------ Input rows ------
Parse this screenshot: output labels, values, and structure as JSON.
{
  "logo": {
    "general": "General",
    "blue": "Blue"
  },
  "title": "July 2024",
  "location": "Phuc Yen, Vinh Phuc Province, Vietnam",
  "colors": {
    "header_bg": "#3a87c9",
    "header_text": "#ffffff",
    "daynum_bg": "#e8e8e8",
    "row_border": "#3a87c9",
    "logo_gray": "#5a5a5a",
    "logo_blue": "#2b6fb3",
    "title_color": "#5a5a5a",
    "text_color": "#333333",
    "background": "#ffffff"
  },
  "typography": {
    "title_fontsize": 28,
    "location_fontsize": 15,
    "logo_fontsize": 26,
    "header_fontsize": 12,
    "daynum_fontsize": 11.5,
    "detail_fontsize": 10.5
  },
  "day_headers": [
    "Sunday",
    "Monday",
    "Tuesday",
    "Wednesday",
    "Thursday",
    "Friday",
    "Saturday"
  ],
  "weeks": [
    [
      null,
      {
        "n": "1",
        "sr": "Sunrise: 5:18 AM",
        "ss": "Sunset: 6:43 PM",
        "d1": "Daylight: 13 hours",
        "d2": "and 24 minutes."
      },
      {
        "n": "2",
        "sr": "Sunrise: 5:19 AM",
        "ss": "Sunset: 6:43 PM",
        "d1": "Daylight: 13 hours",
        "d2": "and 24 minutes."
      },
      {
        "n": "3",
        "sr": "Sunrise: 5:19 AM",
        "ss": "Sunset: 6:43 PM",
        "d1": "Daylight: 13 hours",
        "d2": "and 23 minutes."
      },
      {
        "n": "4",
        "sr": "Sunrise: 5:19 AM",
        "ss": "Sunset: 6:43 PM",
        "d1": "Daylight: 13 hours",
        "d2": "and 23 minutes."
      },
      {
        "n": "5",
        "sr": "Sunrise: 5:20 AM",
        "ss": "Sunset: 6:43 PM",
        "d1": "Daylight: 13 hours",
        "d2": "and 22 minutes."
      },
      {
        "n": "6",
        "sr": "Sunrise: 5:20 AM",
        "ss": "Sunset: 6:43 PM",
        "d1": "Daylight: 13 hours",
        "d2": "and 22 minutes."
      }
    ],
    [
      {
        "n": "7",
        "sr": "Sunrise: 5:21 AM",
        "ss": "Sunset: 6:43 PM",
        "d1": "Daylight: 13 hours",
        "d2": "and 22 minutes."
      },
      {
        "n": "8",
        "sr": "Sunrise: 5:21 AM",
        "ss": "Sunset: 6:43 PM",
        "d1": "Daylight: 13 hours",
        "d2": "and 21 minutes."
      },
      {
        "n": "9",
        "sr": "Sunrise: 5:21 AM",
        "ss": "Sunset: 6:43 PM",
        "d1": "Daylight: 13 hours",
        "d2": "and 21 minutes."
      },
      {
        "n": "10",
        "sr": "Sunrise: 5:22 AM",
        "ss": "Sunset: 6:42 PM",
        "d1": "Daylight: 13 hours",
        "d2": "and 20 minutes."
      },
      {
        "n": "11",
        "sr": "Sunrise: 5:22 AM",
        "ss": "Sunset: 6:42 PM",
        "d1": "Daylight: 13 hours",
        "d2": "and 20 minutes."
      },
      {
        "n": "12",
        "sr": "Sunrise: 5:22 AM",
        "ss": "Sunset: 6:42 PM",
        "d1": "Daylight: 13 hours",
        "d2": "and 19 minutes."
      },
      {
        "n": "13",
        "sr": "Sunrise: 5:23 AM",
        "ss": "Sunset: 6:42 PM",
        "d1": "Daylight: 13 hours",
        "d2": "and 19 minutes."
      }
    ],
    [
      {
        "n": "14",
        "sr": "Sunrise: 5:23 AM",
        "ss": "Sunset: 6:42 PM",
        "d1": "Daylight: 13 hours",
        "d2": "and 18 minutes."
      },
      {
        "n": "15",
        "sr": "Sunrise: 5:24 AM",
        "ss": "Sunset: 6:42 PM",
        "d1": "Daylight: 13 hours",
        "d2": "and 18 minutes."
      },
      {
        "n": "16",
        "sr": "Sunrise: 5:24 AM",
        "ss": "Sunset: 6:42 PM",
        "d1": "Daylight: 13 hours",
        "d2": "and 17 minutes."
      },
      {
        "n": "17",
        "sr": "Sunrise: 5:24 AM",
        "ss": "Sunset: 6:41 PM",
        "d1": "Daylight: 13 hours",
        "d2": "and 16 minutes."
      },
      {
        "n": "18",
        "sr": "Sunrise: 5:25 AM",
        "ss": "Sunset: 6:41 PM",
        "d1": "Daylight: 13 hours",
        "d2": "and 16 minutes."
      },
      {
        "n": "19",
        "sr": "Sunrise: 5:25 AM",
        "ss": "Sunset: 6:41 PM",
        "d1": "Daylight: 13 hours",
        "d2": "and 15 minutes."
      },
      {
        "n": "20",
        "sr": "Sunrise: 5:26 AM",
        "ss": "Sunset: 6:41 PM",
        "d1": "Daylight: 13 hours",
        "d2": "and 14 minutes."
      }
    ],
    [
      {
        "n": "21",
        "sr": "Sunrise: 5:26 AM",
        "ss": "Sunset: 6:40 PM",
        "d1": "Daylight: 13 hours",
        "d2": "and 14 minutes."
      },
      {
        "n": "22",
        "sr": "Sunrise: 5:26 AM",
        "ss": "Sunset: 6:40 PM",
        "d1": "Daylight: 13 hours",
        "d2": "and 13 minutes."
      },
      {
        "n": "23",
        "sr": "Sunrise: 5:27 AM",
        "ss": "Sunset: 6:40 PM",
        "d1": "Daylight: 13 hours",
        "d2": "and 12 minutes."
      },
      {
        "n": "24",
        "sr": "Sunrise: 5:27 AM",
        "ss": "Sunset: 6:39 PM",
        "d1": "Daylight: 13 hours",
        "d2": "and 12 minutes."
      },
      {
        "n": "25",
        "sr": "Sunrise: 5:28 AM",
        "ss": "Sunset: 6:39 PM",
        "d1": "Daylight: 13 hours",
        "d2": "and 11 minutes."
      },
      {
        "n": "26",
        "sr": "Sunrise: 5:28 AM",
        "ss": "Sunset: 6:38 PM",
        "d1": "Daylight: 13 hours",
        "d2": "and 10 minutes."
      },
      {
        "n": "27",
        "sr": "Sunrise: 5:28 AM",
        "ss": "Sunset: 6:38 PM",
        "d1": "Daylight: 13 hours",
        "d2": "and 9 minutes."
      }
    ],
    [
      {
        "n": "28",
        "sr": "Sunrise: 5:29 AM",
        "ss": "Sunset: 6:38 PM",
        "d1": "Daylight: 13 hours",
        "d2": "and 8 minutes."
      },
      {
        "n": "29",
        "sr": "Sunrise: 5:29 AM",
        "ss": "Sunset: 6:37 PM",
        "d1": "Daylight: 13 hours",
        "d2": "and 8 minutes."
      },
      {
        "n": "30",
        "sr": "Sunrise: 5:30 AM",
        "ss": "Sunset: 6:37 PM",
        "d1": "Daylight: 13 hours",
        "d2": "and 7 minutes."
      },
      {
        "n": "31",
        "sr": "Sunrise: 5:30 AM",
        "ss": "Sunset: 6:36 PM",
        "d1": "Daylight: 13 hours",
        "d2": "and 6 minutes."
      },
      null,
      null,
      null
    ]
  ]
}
------
_Request_. Extract all the material, leaving every line as it is.

_Result of the exercise_.
Parse this screenshot: output labels, values, and structure as JSON.
{
  "logo": {
    "general": "General",
    "blue": "Blue"
  },
  "title": "July 2024",
  "location": "Phuc Yen, Vinh Phuc Province, Vietnam",
  "colors": {
    "header_bg": "#3a87c9",
    "header_text": "#ffffff",
    "daynum_bg": "#e8e8e8",
    "row_border": "#3a87c9",
    "logo_gray": "#5a5a5a",
    "logo_blue": "#2b6fb3",
    "title_color": "#5a5a5a",
    "text_color": "#333333",
    "background": "#ffffff"
  },
  "typography": {
    "title_fontsize": 28,
    "location_fontsize": 15,
    "logo_fontsize": 26,
    "header_fontsize": 12,
    "daynum_fontsize": 11.5,
    "detail_fontsize": 10.5
  },
  "day_headers": [
    "Sunday",
    "Monday",
    "Tuesday",
    "Wednesday",
    "Thursday",
    "Friday",
    "Saturday"
  ],
  "weeks": [
    [
      null,
      {
        "n": "1",
        "sr": "Sunrise: 5:18 AM",
        "ss": "Sunset: 6:43 PM",
        "d1": "Daylight: 13 hours",
        "d2": "and 24 minutes."
      },
      {
        "n": "2",
        "sr": "Sunrise: 5:19 AM",
        "ss": "Sunset: 6:43 PM",
        "d1": "Daylight: 13 hours",
        "d2": "and 24 minutes."
      },
      {
        "n": "3",
        "sr": "Sunrise: 5:19 AM",
        "ss": "Sunset: 6:43 PM",
        "d1": "Daylight: 13 hours",
        "d2": "and 23 minutes."
      },
      {
        "n": "4",
        "sr": "Sunrise: 5:19 AM",
        "ss": "Sunset: 6:43 PM",
        "d1": "Daylight: 13 hours",
        "d2": "and 23 minutes."
      },
      {
        "n": "5",
        "sr": "Sunrise: 5:20 AM",
        "ss": "Sunset: 6:43 PM",
        "d1": "Daylight: 13 hours",
        "d2": "and 22 minutes."
      },
      {
        "n": "6",
        "sr": "Sunrise: 5:20 AM",
        "ss": "Sunset: 6:43 PM",
        "d1": "Daylight: 13 hours",
        "d2": "and 22 minutes."
      }
    ],
    [
      {
        "n": "7",
        "sr": "Sunrise: 5:21 AM",
        "ss": "Sunset: 6:43 PM",
        "d1": "Daylight: 13 hours",
        "d2": "and 22 minutes."
      },
      {
        "n": "8",
        "sr": "Sunrise: 5:21 AM",
        "ss": "Sunset: 6:43 PM",
        "d1": "Daylight: 13 hours",
        "d2": "and 21 minutes."
      },
      {
        "n": "9",
        "sr": "Sunrise: 5:21 AM",
        "ss": "Sunset: 6:43 PM",
        "d1": "Daylight: 13 hours",
        "d2": "and 21 minutes."
      },
      {
        "n": "10",
        "sr": "Sunrise: 5:22 AM",
        "ss": "Sunset: 6:42 PM",
        "d1": "Daylight: 13 hours",
        "d2": "and 20 minutes."
      },
      {
        "n": "11",
        "sr": "Sunrise: 5:22 AM",
        "ss": "Sunset: 6:42 PM",
        "d1": "Daylight: 13 hours",
        "d2": "and 20 minutes."
      },
      {
        "n": "12",
        "sr": "Sunrise: 5:22 AM",
        "ss": "Sunset: 6:42 PM",
        "d1": "Daylight: 13 hours",
        "d2": "and 19 minutes."
      },
      {
        "n": "13",
        "sr": "Sunrise: 5:23 AM",
        "ss": "Sunset: 6:42 PM",
        "d1": "Daylight: 13 hours",
        "d2": "and 19 minutes."
      }
    ],
    [
      {
        "n": "14",
        "sr": "Sunrise: 5:23 AM",
        "ss": "Sunset: 6:42 PM",
        "d1": "Daylight: 13 hours",
        "d2": "and 18 minutes."
      },
      {
        "n": "15",
        "sr": "Sunrise: 5:24 AM",
        "ss": "Sunset: 6:42 PM",
        "d1": "Daylight: 13 hours",
        "d2": "and 18 minutes."
      },
      {
        "n": "16",
        "sr": "Sunrise: 5:24 AM",
        "ss": "Sunset: 6:42 PM",
        "d1": "Daylight: 13 hours",
        "d2": "and 17 minutes."
      },
      {
        "n": "17",
        "sr": "Sunrise: 5:24 AM",
        "ss": "Sunset: 6:41 PM",
        "d1": "Daylight: 13 hours",
        "d2": "and 16 minutes."
      },
      {
        "n": "18",
        "sr": "Sunrise: 5:25 AM",
        "ss": "Sunset: 6:41 PM",
        "d1": "Daylight: 13 hours",
        "d2": "and 16 minutes."
      },
      {
        "n": "19",
        "sr": "Sunrise: 5:25 AM",
        "ss": "Sunset: 6:41 PM",
        "d1": "Daylight: 13 hours",
        "d2": "and 15 minutes."
      },
      {
        "n": "20",
        "sr": "Sunrise: 5:26 AM",
        "ss": "Sunset: 6:41 PM",
        "d1": "Daylight: 13 hours",
        "d2": "and 14 minutes."
      }
    ],
    [
      {
        "n": "21",
        "sr": "Sunrise: 5:26 AM",
        "ss": "Sunset: 6:40 PM",
        "d1": "Daylight: 13 hours",
        "d2": "and 14 minutes."
      },
      {
        "n": "22",
        "sr": "Sunrise: 5:26 AM",
        "ss": "Sunset: 6:40 PM",
        "d1": "Daylight: 13 hours",
        "d2": "and 13 minutes."
      },
      {
        "n": "23",
        "sr": "Sunrise: 5:27 AM",
        "ss": "Sunset: 6:40 PM",
        "d1": "Daylight: 13 hours",
        "d2": "and 12 minutes."
      },
      {
        "n": "24",
        "sr": "Sunrise: 5:27 AM",
        "ss": "Sunset: 6:39 PM",
        "d1": "Daylight: 13 hours",
        "d2": "and 12 minutes."
      },
      {
        "n": "25",
        "sr": "Sunrise: 5:28 AM",
        "ss": "Sunset: 6:39 PM",
        "d1": "Daylight: 13 hours",
        "d2": "and 11 minutes."
      },
      {
        "n": "26",
        "sr": "Sunrise: 5:28 AM",
        "ss": "Sunset: 6:38 PM",
        "d1": "Daylight: 13 hours",
        "d2": "and 10 minutes."
      },
      {
        "n": "27",
        "sr": "Sunrise: 5:28 AM",
        "ss": "Sunset: 6:38 PM",
        "d1": "Daylight: 13 hours",
        "d2": "and 9 minutes."
      }
    ],
    [
      {
        "n": "28",
        "sr": "Sunrise: 5:29 AM",
        "ss": "Sunset: 6:38 PM",
        "d1": "Daylight: 13 hours",
        "d2": "and 8 minutes."
      },
      {
        "n": "29",
        "sr": "Sunrise: 5:29 AM",
        "ss": "Sunset: 6:37 PM",
        "d1": "Daylight: 13 hours",
        "d2": "and 8 minutes."
      },
      {
        "n": "30",
        "sr": "Sunrise: 5:30 AM",
        "ss": "Sunset: 6:37 PM",
        "d1": "Daylight: 13 hours",
        "d2": "and 7 minutes."
      },
      {
        "n": "31",
        "sr": "Sunrise: 5:30 AM",
        "ss": "Sunset: 6:36 PM",
        "d1": "Daylight: 13 hours",
        "d2": "and 6 minutes."
      },
      null,
      null,
      null
    ]
  ]
}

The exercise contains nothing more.